*Task instructions*.
Please repeat all of the listing exactly.

*Data for the task*.

## Start

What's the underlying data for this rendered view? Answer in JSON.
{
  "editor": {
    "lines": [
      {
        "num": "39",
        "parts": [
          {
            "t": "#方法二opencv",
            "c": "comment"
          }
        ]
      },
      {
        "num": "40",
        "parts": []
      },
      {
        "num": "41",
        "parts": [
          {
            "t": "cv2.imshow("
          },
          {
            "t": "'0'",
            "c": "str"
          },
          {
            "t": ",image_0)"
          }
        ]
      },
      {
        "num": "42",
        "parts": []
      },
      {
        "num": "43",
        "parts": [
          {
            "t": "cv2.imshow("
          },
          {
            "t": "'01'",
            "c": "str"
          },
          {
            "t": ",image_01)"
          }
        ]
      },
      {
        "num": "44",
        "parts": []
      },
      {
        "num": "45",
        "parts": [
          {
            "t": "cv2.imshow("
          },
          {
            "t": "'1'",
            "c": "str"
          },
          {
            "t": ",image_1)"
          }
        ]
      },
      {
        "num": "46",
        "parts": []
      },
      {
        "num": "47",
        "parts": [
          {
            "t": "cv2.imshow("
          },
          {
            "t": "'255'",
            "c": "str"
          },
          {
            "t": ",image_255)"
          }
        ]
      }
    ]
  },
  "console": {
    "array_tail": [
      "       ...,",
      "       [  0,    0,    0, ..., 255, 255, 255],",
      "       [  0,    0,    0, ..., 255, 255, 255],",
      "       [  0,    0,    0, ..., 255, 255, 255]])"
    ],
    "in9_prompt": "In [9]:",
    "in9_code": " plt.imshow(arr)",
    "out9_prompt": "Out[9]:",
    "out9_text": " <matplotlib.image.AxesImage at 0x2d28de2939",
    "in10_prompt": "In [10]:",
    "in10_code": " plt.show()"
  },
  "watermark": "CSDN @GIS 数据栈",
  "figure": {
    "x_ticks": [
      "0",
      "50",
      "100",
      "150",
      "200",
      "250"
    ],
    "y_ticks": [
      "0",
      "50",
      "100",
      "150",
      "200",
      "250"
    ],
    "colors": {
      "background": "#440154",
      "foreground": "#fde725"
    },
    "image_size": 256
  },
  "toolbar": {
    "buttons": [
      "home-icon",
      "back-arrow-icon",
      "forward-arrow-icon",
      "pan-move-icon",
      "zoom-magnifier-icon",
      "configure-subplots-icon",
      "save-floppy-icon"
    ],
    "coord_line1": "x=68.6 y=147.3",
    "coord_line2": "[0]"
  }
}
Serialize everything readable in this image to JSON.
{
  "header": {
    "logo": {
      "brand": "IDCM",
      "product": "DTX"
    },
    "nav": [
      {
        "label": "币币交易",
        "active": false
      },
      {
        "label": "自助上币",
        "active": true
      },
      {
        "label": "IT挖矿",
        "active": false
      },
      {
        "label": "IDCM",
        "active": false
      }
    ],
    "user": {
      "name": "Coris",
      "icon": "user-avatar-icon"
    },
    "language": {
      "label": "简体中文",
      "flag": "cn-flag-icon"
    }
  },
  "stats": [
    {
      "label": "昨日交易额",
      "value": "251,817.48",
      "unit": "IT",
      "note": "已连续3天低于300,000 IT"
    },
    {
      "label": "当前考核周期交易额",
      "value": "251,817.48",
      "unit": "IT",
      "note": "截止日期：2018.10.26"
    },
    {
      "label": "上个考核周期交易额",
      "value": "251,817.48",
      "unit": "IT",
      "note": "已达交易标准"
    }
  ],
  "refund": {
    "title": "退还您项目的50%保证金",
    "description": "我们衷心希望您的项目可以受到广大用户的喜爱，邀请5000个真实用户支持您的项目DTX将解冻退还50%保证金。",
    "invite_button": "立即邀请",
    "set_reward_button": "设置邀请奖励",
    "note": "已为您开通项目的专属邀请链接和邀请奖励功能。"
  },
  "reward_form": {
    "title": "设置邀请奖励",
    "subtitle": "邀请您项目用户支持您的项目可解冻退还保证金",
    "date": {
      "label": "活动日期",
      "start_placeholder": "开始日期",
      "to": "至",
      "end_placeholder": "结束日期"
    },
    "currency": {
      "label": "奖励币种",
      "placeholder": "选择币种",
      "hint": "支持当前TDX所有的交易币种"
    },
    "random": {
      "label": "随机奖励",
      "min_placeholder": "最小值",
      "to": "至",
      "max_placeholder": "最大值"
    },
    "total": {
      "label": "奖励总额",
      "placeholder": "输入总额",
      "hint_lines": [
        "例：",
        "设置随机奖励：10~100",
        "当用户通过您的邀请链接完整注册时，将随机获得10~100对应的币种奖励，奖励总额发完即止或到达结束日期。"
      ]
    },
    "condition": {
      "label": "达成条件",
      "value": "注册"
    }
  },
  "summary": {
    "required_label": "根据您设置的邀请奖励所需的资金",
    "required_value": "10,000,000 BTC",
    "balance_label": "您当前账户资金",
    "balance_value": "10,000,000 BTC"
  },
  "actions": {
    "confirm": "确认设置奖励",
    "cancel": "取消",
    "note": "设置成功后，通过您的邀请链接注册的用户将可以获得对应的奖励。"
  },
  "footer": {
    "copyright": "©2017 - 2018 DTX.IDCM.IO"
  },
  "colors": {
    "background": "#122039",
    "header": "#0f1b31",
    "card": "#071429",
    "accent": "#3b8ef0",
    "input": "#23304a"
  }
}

## End

*Final result*.
What's the underlying data for this rendered view? Answer in JSON.
{
  "editor": {
    "lines": [
      {
        "num": "39",
        "parts": [
          {
            "t": "#方法二opencv",
            "c": "comment"
          }
        ]
      },
      {
        "num": "40",
        "parts": []
      },
      {
        "num": "41",
        "parts": [
          {
            "t": "cv2.imshow("
          },
          {
            "t": "'0'",
            "c": "str"
          },
          {
            "t": ",image_0)"
          }
        ]
      },
      {
        "num": "42",
        "parts": []
      },
      {
        "num": "43",
        "parts": [
          {
            "t": "cv2.imshow("
          },
          {
            "t": "'01'",
            "c": "str"
          },
          {
            "t": ",image_01)"
          }
        ]
      },
      {
        "num": "44",
        "parts": []
      },
      {
        "num": "45",
        "parts": [
          {
            "t": "cv2.imshow("
          },
          {
            "t": "'1'",
            "c": "str"
          },
          {
            "t": ",image_1)"
          }
        ]
      },
      {
        "num": "46",
        "parts": []
      },
      {
        "num": "47",
        "parts": [
          {
            "t": "cv2.imshow("
          },
          {
            "t": "'255'",
            "c": "str"
          },
          {
            "t": ",image_255)"
          }
        ]
      }
    ]
  },
  "console": {
    "array_tail": [
      "       ...,",
      "       [  0,    0,    0, ..., 255, 255, 255],",
      "       [  0,    0,    0, ..., 255, 255, 255],",
      "       [  0,    0,    0, ..., 255, 255, 255]])"
    ],
    "in9_prompt": "In [9]:",
    "in9_code": " plt.imshow(arr)",
    "out9_prompt": "Out[9]:",
    "out9_text": " <matplotlib.image.AxesImage at 0x2d28de2939",
    "in10_prompt": "In [10]:",
    "in10_code": " plt.show()"
  },
  "watermark": "CSDN @GIS 数据栈",
  "figure": {
    "x_ticks": [
      "0",
      "50",
      "100",
      "150",
      "200",
      "250"
    ],
    "y_ticks": [
      "0",
      "50",
      "100",
      "150",
      "200",
      "250"
    ],
    "colors": {
      "background": "#440154",
      "foreground": "#fde725"
    },
    "image_size": 256
  },
  "toolbar": {
    "buttons": [
      "home-icon",
      "back-arrow-icon",
      "forward-arrow-icon",
      "pan-move-icon",
      "zoom-magnifier-icon",
      "configure-subplots-icon",
      "save-floppy-icon"
    ],
    "coord_line1": "x=68.6 y=147.3",
    "coord_line2": "[0]"
  }
}
Serialize everything readable in this image to JSON.
{
  "header": {
    "logo": {
      "brand": "IDCM",
      "product": "DTX"
    },
    "nav": [
      {
        "label": "币币交易",
        "active": false
      },
      {
        "label": "自助上币",
        "active": true
      },
      {
        "label": "IT挖矿",
        "active": false
      },
      {
        "label": "IDCM",
        "active": false
      }
    ],
    "user": {
      "name": "Coris",
      "icon": "user-avatar-icon"
    },
    "language": {
      "label": "简体中文",
      "flag": "cn-flag-icon"
    }
  },
  "stats": [
    {
      "label": "昨日交易额",
      "value": "251,817.48",
      "unit": "IT",
      "note": "已连续3天低于300,000 IT"
    },
    {
      "label": "当前考核周期交易额",
      "value": "251,817.48",
      "unit": "IT",
      "note": "截止日期：2018.10.26"
    },
    {
      "label": "上个考核周期交易额",
      "value": "251,817.48",
      "unit": "IT",
      "note": "已达交易标准"
    }
  ],
  "refund": {
    "title": "退还您项目的50%保证金",
    "description": "我们衷心希望您的项目可以受到广大用户的喜爱，邀请5000个真实用户支持您的项目DTX将解冻退还50%保证金。",
    "invite_button": "立即邀请",
    "set_reward_button": "设置邀请奖励",
    "note": "已为您开通项目的专属邀请链接和邀请奖励功能。"
  },
  "reward_form": {
    "title": "设置邀请奖励",
    "subtitle": "邀请您项目用户支持您的项目可解冻退还保证金",
    "date": {
      "label": "活动日期",
      "start_placeholder": "开始日期",
      "to": "至",
      "end_placeholder": "结束日期"
    },
    "currency": {
      "label": "奖励币种",
      "placeholder": "选择币种",
      "hint": "支持当前TDX所有的交易币种"
    },
    "random": {
      "label": "随机奖励",
      "min_placeholder": "最小值",
      "to": "至",
      "max_placeholder": "最大值"
    },
    "total": {
      "label": "奖励总额",
      "placeholder": "输入总额",
      "hint_lines": [
        "例：",
        "设置随机奖励：10~100",
        "当用户通过您的邀请链接完整注册时，将随机获得10~100对应的币种奖励，奖励总额发完即止或到达结束日期。"
      ]
    },
    "condition": {
      "label": "达成条件",
      "value": "注册"
    }
  },
  "summary": {
    "required_label": "根据您设置的邀请奖励所需的资金",
    "required_value": "10,000,000 BTC",
    "balance_label": "您当前账户资金",
    "balance_value": "10,000,000 BTC"
  },
  "actions": {
    "confirm": "确认设置奖励",
    "cancel": "取消",
    "note": "设置成功后，通过您的邀请链接注册的用户将可以获得对应的奖励。"
  },
  "footer": {
    "copyright": "©2017 - 2018 DTX.IDCM.IO"
  },
  "colors": {
    "background": "#122039",
    "header": "#0f1b31",
    "card": "#071429",
    "accent": "#3b8ef0",
    "input": "#23304a"
  }
}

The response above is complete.